§ **What the task requires**
Lines containing the string "AVEZ" are to be counted; report only how many there are.

— START Records for this exercise —

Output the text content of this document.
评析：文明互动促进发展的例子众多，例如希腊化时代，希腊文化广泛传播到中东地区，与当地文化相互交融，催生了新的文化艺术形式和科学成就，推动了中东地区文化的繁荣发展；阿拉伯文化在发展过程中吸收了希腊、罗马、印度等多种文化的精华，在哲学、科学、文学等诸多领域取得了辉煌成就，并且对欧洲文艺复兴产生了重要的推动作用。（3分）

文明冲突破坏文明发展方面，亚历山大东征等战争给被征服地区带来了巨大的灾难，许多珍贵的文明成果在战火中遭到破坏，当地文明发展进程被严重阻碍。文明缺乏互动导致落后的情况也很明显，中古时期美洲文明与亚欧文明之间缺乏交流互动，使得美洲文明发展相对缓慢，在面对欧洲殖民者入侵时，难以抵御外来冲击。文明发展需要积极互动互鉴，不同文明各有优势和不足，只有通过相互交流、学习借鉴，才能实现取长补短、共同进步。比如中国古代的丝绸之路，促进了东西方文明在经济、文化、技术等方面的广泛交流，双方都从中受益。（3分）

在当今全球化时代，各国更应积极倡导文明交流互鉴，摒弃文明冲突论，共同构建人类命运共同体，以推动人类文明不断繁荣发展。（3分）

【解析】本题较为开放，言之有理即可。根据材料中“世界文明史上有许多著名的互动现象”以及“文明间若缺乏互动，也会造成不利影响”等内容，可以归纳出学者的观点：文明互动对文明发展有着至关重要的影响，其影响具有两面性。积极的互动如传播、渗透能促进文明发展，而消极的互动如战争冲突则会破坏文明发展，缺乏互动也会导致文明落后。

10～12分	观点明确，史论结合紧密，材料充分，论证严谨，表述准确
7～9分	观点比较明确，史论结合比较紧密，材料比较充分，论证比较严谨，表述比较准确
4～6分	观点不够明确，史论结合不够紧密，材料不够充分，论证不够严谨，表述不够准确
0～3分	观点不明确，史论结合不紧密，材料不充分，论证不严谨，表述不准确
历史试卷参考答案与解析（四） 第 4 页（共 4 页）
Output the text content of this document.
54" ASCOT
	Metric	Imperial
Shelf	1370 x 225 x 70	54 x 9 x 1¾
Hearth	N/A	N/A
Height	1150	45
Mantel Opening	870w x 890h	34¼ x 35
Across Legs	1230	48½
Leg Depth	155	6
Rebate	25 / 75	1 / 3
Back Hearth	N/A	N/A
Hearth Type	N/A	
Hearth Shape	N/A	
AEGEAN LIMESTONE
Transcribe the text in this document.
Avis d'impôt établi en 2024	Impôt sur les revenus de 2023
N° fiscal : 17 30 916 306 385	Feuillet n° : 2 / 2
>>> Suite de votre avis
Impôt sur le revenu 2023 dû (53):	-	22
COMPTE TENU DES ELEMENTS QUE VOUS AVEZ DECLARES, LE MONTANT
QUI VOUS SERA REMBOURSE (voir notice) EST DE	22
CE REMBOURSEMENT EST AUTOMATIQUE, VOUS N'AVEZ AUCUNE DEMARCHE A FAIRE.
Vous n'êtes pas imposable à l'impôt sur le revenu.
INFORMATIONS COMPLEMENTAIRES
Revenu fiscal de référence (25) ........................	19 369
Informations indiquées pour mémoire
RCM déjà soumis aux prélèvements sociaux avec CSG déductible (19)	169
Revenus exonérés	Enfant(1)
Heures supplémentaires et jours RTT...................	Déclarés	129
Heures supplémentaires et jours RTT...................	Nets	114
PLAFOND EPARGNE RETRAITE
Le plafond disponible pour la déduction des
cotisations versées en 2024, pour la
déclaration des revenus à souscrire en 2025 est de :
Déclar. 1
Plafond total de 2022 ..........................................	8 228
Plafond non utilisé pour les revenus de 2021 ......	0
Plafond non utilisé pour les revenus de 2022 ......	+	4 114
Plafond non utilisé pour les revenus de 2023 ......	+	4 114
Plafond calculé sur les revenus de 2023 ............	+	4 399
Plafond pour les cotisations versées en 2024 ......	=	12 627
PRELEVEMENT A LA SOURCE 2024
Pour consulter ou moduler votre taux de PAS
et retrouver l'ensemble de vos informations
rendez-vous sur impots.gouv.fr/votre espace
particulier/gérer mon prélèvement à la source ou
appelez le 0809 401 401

— END Records for this exercise —

§ **Solution for this problem**
2